→ WHAT TO DO
Among the entries that follow, count the lines with the word "title" and report the number by itself.
══ RECORDS FOR THE EXERCISE ══
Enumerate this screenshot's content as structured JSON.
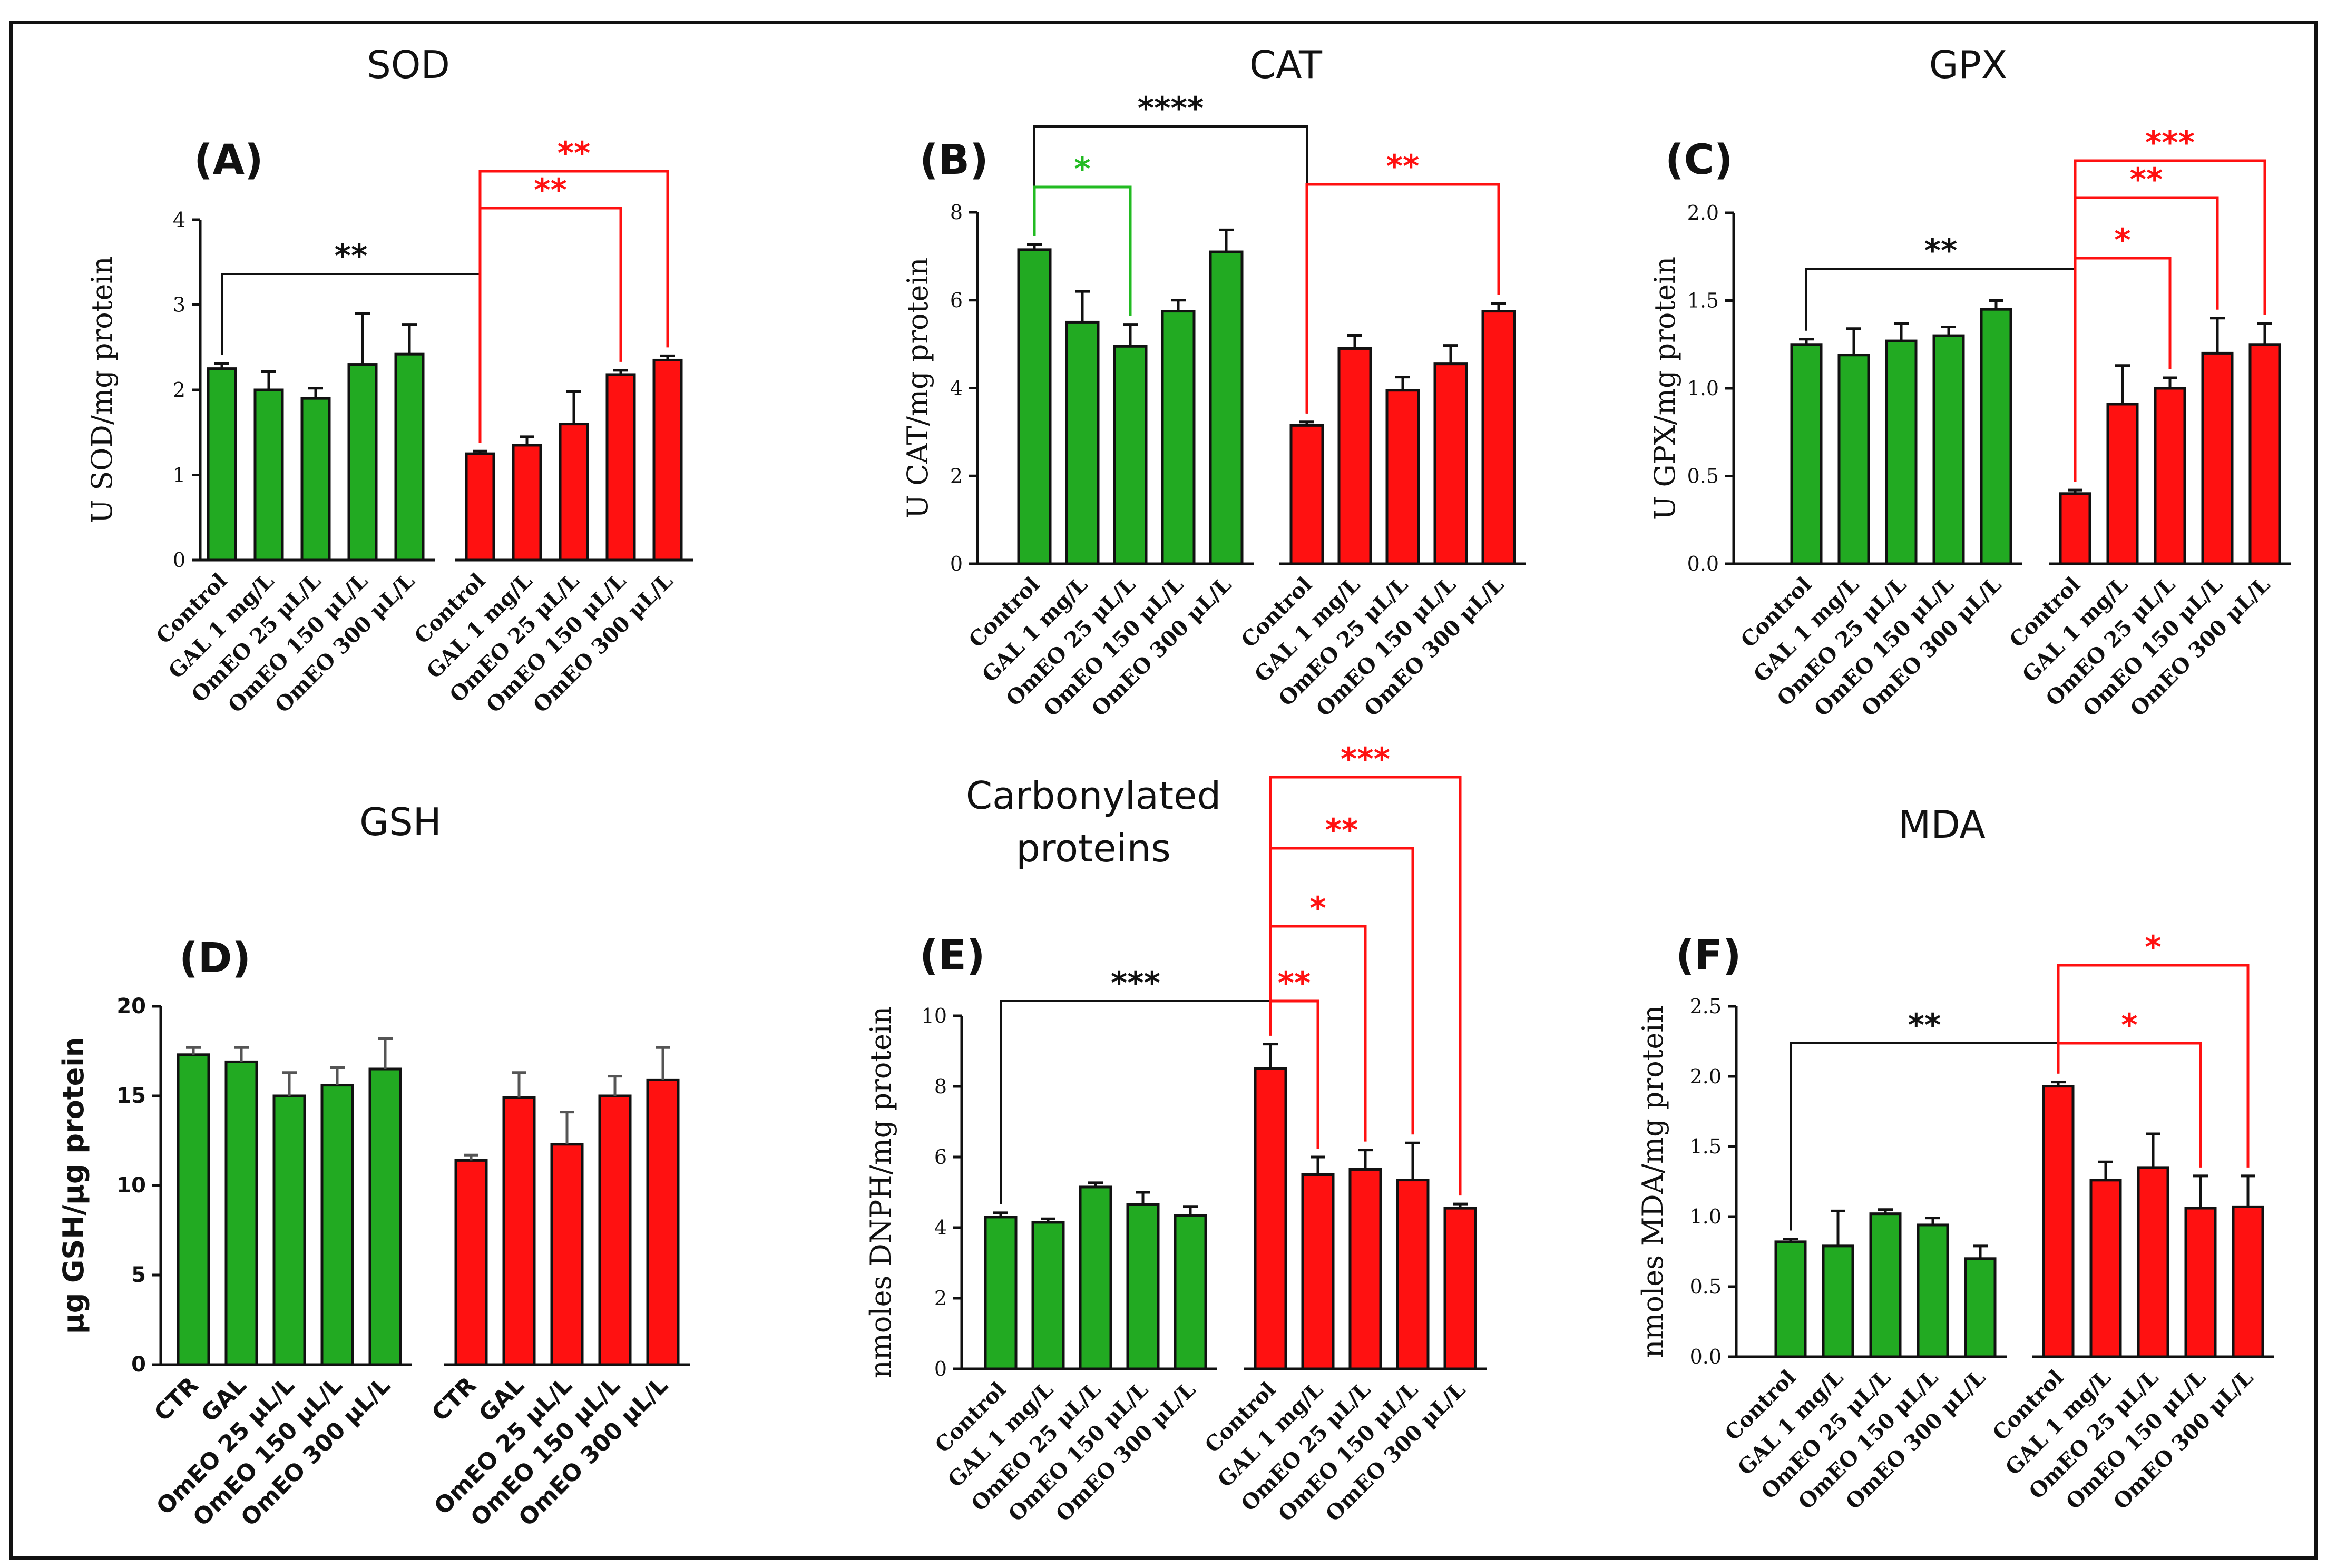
{
  "chart_data": [
    {
      "id": "A",
      "type": "bar",
      "title": "SOD",
      "panel_label": "(A)",
      "ylabel": "U SOD/mg protein",
      "ylim": [
        0,
        4
      ],
      "yticks": [
        "0",
        "1",
        "2",
        "3",
        "4"
      ],
      "categories": [
        "Control",
        "GAL 1 mg/L",
        "OmEO 25 μL/L",
        "OmEO 150 μL/L",
        "OmEO 300 μL/L"
      ],
      "series": [
        {
          "name": "group1",
          "color": "#22aa22",
          "values": [
            2.25,
            2.0,
            1.9,
            2.3,
            2.42
          ],
          "errors": [
            0.06,
            0.22,
            0.12,
            0.6,
            0.35
          ]
        },
        {
          "name": "group2",
          "color": "#ff1111",
          "values": [
            1.25,
            1.35,
            1.6,
            2.18,
            2.35
          ],
          "errors": [
            0.03,
            0.1,
            0.38,
            0.05,
            0.05
          ]
        }
      ],
      "significance": [
        {
          "from": [
            0,
            0
          ],
          "to": [
            1,
            0
          ],
          "label": "**",
          "color": "#111111"
        },
        {
          "from": [
            1,
            0
          ],
          "to": [
            1,
            3
          ],
          "label": "**",
          "color": "#ff1111"
        },
        {
          "from": [
            1,
            0
          ],
          "to": [
            1,
            4
          ],
          "label": "**",
          "color": "#ff1111"
        }
      ]
    },
    {
      "id": "B",
      "type": "bar",
      "title": "CAT",
      "panel_label": "(B)",
      "ylabel": "U CAT/mg protein",
      "ylim": [
        0,
        8
      ],
      "yticks": [
        "0",
        "2",
        "4",
        "6",
        "8"
      ],
      "categories": [
        "Control",
        "GAL 1 mg/L",
        "OmEO 25 μL/L",
        "OmEO 150 μL/L",
        "OmEO 300 μL/L"
      ],
      "series": [
        {
          "name": "group1",
          "color": "#22aa22",
          "values": [
            7.15,
            5.5,
            4.95,
            5.75,
            7.1
          ],
          "errors": [
            0.12,
            0.7,
            0.5,
            0.25,
            0.5
          ]
        },
        {
          "name": "group2",
          "color": "#ff1111",
          "values": [
            3.15,
            4.9,
            3.95,
            4.55,
            5.75
          ],
          "errors": [
            0.08,
            0.3,
            0.3,
            0.42,
            0.18
          ]
        }
      ],
      "significance": [
        {
          "from": [
            0,
            0
          ],
          "to": [
            1,
            0
          ],
          "label": "****",
          "color": "#111111"
        },
        {
          "from": [
            0,
            0
          ],
          "to": [
            0,
            2
          ],
          "label": "*",
          "color": "#22bb22"
        },
        {
          "from": [
            1,
            0
          ],
          "to": [
            1,
            4
          ],
          "label": "**",
          "color": "#ff1111"
        }
      ]
    },
    {
      "id": "C",
      "type": "bar",
      "title": "GPX",
      "panel_label": "(C)",
      "ylabel": "U GPX/mg protein",
      "ylim": [
        0,
        2
      ],
      "yticks": [
        "0.0",
        "0.5",
        "1.0",
        "1.5",
        "2.0"
      ],
      "categories": [
        "Control",
        "GAL 1 mg/L",
        "OmEO 25 μL/L",
        "OmEO 150 μL/L",
        "OmEO 300 μL/L"
      ],
      "series": [
        {
          "name": "group1",
          "color": "#22aa22",
          "values": [
            1.25,
            1.19,
            1.27,
            1.3,
            1.45
          ],
          "errors": [
            0.03,
            0.15,
            0.1,
            0.05,
            0.05
          ]
        },
        {
          "name": "group2",
          "color": "#ff1111",
          "values": [
            0.4,
            0.91,
            1.0,
            1.2,
            1.25
          ],
          "errors": [
            0.02,
            0.22,
            0.06,
            0.2,
            0.12
          ]
        }
      ],
      "significance": [
        {
          "from": [
            0,
            0
          ],
          "to": [
            1,
            0
          ],
          "label": "**",
          "color": "#111111"
        },
        {
          "from": [
            1,
            0
          ],
          "to": [
            1,
            2
          ],
          "label": "*",
          "color": "#ff1111"
        },
        {
          "from": [
            1,
            0
          ],
          "to": [
            1,
            3
          ],
          "label": "**",
          "color": "#ff1111"
        },
        {
          "from": [
            1,
            0
          ],
          "to": [
            1,
            4
          ],
          "label": "***",
          "color": "#ff1111"
        }
      ]
    },
    {
      "id": "D",
      "type": "bar",
      "title": "GSH",
      "panel_label": "(D)",
      "ylabel": "μg GSH/μg protein",
      "ylim": [
        0,
        20
      ],
      "yticks": [
        "0",
        "5",
        "10",
        "15",
        "20"
      ],
      "categories": [
        "CTR",
        "GAL",
        "OmEO 25 μL/L",
        "OmEO 150 μL/L",
        "OmEO 300 μL/L"
      ],
      "series": [
        {
          "name": "group1",
          "color": "#22aa22",
          "values": [
            17.3,
            16.9,
            15.0,
            15.6,
            16.5
          ],
          "errors": [
            0.4,
            0.8,
            1.3,
            1.0,
            1.7
          ]
        },
        {
          "name": "group2",
          "color": "#ff1111",
          "values": [
            11.4,
            14.9,
            12.3,
            15.0,
            15.9
          ],
          "errors": [
            0.3,
            1.4,
            1.8,
            1.1,
            1.8
          ]
        }
      ],
      "significance": []
    },
    {
      "id": "E",
      "type": "bar",
      "title": "Carbonylated proteins",
      "panel_label": "(E)",
      "ylabel": "nmoles DNPH/mg protein",
      "ylim": [
        0,
        10
      ],
      "yticks": [
        "0",
        "2",
        "4",
        "6",
        "8",
        "10"
      ],
      "categories": [
        "Control",
        "GAL 1 mg/L",
        "OmEO 25 μL/L",
        "OmEO 150 μL/L",
        "OmEO 300 μL/L"
      ],
      "series": [
        {
          "name": "group1",
          "color": "#22aa22",
          "values": [
            4.3,
            4.15,
            5.15,
            4.65,
            4.35
          ],
          "errors": [
            0.12,
            0.1,
            0.12,
            0.35,
            0.25
          ]
        },
        {
          "name": "group2",
          "color": "#ff1111",
          "values": [
            8.5,
            5.5,
            5.65,
            5.35,
            4.55
          ],
          "errors": [
            0.7,
            0.5,
            0.55,
            1.05,
            0.12
          ]
        }
      ],
      "significance": [
        {
          "from": [
            0,
            0
          ],
          "to": [
            1,
            0
          ],
          "label": "***",
          "color": "#111111"
        },
        {
          "from": [
            1,
            0
          ],
          "to": [
            1,
            1
          ],
          "label": "**",
          "color": "#ff1111"
        },
        {
          "from": [
            1,
            0
          ],
          "to": [
            1,
            2
          ],
          "label": "*",
          "color": "#ff1111"
        },
        {
          "from": [
            1,
            0
          ],
          "to": [
            1,
            3
          ],
          "label": "**",
          "color": "#ff1111"
        },
        {
          "from": [
            1,
            0
          ],
          "to": [
            1,
            4
          ],
          "label": "***",
          "color": "#ff1111"
        }
      ]
    },
    {
      "id": "F",
      "type": "bar",
      "title": "MDA",
      "panel_label": "(F)",
      "ylabel": "nmoles MDA/mg protein",
      "ylim": [
        0,
        2.5
      ],
      "yticks": [
        "0.0",
        "0.5",
        "1.0",
        "1.5",
        "2.0",
        "2.5"
      ],
      "categories": [
        "Control",
        "GAL 1 mg/L",
        "OmEO 25 μL/L",
        "OmEO 150 μL/L",
        "OmEO 300 μL/L"
      ],
      "series": [
        {
          "name": "group1",
          "color": "#22aa22",
          "values": [
            0.82,
            0.79,
            1.02,
            0.94,
            0.7
          ],
          "errors": [
            0.02,
            0.25,
            0.03,
            0.05,
            0.09
          ]
        },
        {
          "name": "group2",
          "color": "#ff1111",
          "values": [
            1.93,
            1.26,
            1.35,
            1.06,
            1.07
          ],
          "errors": [
            0.03,
            0.13,
            0.24,
            0.23,
            0.22
          ]
        }
      ],
      "significance": [
        {
          "from": [
            0,
            0
          ],
          "to": [
            1,
            0
          ],
          "label": "**",
          "color": "#111111"
        },
        {
          "from": [
            1,
            0
          ],
          "to": [
            1,
            3
          ],
          "label": "*",
          "color": "#ff1111"
        },
        {
          "from": [
            1,
            0
          ],
          "to": [
            1,
            4
          ],
          "label": "*",
          "color": "#ff1111"
        }
      ]
    }
  ]
}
═══
→ SOLUTION TO THE EXERCISE
6